◆ **Dataset entries**

━━━━━━━━━━━━━━━━━━━━

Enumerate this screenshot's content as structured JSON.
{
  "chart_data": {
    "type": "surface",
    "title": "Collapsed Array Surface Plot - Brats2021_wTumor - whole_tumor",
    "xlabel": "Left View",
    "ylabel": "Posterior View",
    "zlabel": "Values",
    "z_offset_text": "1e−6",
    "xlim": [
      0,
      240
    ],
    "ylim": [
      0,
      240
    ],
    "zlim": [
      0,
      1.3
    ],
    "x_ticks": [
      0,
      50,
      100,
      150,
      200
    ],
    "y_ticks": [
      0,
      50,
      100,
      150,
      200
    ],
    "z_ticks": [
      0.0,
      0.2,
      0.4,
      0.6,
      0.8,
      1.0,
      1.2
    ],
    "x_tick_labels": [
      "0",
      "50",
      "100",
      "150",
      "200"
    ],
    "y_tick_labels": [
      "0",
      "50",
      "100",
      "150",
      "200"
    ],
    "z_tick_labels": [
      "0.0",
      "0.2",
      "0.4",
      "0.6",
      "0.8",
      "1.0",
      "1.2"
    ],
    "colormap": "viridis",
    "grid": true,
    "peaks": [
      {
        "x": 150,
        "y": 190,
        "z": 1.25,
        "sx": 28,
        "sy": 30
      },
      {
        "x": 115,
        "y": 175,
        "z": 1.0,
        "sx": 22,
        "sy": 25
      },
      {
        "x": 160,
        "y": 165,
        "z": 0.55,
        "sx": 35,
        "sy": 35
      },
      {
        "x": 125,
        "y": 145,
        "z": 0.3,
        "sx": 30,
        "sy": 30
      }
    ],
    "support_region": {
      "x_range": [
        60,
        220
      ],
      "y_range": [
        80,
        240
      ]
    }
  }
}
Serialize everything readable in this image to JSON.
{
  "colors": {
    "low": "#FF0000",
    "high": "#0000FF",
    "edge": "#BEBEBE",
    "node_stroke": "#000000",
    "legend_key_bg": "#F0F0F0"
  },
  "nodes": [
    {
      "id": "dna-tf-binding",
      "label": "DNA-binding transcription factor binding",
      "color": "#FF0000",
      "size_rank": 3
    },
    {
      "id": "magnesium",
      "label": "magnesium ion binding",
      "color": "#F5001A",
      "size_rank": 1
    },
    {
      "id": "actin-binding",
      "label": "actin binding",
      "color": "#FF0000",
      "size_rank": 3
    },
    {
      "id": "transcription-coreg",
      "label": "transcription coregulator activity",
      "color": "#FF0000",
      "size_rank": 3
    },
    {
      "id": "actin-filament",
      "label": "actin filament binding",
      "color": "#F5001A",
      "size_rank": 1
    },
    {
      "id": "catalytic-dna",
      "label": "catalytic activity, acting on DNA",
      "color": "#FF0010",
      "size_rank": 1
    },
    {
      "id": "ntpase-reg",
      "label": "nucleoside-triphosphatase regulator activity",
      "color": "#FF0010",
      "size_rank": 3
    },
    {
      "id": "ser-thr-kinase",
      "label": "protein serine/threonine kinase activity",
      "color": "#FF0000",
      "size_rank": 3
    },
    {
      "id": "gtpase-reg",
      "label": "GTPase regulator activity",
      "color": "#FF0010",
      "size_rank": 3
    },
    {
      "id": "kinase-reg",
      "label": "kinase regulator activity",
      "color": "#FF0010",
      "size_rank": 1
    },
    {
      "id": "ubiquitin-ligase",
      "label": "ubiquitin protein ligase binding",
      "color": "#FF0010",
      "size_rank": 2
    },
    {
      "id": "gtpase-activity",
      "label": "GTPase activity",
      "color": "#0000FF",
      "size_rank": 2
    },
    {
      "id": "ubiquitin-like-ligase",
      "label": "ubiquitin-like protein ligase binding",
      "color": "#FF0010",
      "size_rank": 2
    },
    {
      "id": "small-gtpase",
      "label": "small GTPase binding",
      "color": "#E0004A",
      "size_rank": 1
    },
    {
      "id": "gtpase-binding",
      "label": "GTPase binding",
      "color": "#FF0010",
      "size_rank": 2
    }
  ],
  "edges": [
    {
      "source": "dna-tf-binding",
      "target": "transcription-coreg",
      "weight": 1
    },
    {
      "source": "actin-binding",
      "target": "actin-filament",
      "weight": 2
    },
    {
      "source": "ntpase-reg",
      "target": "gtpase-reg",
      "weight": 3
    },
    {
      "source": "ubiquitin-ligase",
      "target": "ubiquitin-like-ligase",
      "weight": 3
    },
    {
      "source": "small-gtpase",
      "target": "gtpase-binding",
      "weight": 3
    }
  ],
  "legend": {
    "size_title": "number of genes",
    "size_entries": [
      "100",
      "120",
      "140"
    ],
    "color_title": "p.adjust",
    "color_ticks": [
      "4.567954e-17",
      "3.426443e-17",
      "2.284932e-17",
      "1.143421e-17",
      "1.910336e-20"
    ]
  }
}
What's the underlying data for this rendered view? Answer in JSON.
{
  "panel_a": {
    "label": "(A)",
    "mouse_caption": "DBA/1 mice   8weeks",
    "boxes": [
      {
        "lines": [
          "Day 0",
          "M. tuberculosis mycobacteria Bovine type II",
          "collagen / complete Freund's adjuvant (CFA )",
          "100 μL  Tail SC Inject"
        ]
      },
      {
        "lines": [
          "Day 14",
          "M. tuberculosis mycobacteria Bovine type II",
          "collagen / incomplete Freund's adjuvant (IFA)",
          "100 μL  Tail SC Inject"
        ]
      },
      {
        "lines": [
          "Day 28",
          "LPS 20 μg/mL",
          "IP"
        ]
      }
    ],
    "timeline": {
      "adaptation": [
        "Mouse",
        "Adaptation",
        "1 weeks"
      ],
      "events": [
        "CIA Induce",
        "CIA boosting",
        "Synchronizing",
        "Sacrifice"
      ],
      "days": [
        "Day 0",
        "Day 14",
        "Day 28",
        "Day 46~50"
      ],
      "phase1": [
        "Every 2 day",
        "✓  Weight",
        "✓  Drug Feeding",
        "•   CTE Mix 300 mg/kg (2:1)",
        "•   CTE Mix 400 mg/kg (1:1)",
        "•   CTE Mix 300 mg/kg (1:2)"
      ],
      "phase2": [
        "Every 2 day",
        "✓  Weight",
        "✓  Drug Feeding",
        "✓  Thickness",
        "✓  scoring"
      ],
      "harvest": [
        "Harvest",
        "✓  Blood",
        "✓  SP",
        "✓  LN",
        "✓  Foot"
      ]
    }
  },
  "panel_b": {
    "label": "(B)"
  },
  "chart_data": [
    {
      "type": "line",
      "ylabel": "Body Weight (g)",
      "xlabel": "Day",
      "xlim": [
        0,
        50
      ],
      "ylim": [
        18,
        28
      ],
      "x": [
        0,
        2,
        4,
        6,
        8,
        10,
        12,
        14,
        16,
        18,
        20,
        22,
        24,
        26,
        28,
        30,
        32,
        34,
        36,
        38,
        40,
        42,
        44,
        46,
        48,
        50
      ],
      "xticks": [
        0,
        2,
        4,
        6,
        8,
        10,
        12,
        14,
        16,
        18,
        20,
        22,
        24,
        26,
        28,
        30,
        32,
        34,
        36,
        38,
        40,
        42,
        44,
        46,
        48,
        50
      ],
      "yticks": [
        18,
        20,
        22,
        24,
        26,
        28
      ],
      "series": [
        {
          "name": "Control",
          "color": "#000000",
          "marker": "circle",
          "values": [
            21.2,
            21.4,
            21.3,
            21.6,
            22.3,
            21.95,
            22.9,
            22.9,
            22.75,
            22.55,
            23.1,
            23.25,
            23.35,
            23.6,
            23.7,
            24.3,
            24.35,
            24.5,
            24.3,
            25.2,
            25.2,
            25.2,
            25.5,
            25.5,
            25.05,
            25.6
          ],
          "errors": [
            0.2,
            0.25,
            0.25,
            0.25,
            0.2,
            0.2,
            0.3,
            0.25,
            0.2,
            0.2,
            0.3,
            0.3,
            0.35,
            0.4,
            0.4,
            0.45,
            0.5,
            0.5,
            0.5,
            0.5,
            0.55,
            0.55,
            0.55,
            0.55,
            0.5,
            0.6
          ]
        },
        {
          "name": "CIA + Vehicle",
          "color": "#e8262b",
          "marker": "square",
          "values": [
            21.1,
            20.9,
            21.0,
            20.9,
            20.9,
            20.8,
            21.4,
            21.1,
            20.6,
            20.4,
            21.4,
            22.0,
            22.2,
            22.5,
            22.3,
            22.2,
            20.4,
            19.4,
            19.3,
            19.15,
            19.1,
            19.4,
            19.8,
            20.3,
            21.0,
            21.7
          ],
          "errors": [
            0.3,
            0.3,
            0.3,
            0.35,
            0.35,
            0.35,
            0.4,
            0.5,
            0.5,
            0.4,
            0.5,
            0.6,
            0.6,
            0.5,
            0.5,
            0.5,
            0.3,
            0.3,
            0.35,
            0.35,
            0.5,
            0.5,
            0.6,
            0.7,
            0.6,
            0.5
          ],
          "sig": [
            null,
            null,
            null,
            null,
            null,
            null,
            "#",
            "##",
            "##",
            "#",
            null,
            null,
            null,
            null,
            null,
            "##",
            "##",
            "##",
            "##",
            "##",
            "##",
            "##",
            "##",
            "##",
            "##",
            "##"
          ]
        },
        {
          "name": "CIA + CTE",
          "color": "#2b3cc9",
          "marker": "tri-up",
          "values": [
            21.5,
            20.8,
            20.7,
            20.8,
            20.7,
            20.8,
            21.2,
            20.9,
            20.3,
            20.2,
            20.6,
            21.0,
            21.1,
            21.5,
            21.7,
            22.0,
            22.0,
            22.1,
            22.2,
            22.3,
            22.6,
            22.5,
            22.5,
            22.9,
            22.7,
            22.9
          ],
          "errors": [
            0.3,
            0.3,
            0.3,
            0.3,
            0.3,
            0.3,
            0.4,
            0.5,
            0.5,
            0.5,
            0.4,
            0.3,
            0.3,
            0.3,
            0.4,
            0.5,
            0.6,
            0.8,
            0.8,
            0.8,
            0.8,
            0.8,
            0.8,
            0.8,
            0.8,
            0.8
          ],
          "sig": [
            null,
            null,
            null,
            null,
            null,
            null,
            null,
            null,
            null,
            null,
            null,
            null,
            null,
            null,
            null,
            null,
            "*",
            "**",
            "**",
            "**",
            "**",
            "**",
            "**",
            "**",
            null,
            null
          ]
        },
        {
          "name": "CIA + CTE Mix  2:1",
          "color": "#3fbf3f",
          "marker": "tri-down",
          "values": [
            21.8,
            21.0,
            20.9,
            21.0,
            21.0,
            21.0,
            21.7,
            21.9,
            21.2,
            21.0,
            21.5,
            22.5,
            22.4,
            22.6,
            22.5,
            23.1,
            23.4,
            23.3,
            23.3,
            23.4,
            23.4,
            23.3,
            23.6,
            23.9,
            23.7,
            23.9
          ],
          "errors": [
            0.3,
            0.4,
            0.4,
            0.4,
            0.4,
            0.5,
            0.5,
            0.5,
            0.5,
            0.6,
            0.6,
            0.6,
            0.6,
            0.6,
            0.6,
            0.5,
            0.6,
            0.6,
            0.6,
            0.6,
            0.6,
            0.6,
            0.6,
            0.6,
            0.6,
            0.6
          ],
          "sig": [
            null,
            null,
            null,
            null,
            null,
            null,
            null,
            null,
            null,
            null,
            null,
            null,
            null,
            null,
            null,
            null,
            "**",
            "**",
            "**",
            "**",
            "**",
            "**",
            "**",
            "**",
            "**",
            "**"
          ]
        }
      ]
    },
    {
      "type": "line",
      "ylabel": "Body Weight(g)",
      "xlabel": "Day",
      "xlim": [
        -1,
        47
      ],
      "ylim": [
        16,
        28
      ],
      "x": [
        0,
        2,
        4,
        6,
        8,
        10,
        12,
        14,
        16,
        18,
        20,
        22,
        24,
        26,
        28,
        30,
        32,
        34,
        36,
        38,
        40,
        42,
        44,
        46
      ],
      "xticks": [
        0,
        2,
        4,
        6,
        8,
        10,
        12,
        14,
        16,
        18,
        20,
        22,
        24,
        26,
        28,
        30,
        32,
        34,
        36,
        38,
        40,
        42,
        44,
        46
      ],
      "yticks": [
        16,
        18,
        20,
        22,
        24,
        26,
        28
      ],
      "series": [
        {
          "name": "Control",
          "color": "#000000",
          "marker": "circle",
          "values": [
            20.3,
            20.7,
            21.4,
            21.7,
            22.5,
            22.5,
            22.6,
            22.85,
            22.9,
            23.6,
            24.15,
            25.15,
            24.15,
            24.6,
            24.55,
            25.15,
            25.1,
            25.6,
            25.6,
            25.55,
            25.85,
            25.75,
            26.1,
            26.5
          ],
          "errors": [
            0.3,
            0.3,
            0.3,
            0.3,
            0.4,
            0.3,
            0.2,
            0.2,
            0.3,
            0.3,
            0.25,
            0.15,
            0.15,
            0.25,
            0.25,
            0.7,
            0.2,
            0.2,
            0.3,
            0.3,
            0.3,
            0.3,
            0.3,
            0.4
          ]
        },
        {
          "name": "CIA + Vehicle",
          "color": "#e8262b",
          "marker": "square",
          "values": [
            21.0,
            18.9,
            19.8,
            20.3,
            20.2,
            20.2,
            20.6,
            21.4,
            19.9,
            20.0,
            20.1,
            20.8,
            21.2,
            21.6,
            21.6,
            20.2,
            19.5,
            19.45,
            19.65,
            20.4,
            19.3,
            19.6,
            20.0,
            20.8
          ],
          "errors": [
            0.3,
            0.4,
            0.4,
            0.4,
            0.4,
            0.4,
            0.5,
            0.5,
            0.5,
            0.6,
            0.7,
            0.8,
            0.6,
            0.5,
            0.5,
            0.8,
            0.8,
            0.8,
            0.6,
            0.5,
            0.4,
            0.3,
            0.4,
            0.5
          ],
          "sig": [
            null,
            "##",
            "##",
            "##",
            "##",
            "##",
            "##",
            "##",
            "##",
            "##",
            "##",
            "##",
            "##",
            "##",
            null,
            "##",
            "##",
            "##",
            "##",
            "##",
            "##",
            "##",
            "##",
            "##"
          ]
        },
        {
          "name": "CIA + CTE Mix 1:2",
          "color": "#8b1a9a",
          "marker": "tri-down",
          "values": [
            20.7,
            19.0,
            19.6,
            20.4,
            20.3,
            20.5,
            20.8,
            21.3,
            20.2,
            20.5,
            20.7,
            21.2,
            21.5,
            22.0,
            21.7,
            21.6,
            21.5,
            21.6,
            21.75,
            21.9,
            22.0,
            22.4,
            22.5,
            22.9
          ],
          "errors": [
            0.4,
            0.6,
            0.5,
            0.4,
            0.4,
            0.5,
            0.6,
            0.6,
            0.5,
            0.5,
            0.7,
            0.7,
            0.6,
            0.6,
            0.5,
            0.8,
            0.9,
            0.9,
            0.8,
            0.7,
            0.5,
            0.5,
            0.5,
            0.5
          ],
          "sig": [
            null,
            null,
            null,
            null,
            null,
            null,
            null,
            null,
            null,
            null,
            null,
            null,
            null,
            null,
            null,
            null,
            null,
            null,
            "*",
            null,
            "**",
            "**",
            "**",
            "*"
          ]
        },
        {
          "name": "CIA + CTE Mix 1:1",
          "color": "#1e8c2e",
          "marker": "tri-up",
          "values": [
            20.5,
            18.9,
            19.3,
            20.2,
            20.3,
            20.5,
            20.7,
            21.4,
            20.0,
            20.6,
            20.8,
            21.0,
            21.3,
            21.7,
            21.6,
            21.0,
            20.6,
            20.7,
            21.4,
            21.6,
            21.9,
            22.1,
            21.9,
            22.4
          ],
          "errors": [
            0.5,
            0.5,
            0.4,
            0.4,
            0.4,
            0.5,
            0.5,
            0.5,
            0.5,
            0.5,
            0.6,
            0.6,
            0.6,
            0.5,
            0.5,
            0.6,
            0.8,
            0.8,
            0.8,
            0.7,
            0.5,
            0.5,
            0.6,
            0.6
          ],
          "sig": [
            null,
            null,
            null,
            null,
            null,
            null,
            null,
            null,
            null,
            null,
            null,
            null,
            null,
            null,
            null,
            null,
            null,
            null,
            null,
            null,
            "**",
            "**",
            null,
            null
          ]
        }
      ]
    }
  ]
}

━━━━━━━━━━━━━━━━━━━━

◆ **What to do**
For the listing shown above, count the lines that contain the word "catalytic" and supply only the result.

◆ **Completed exercise**
2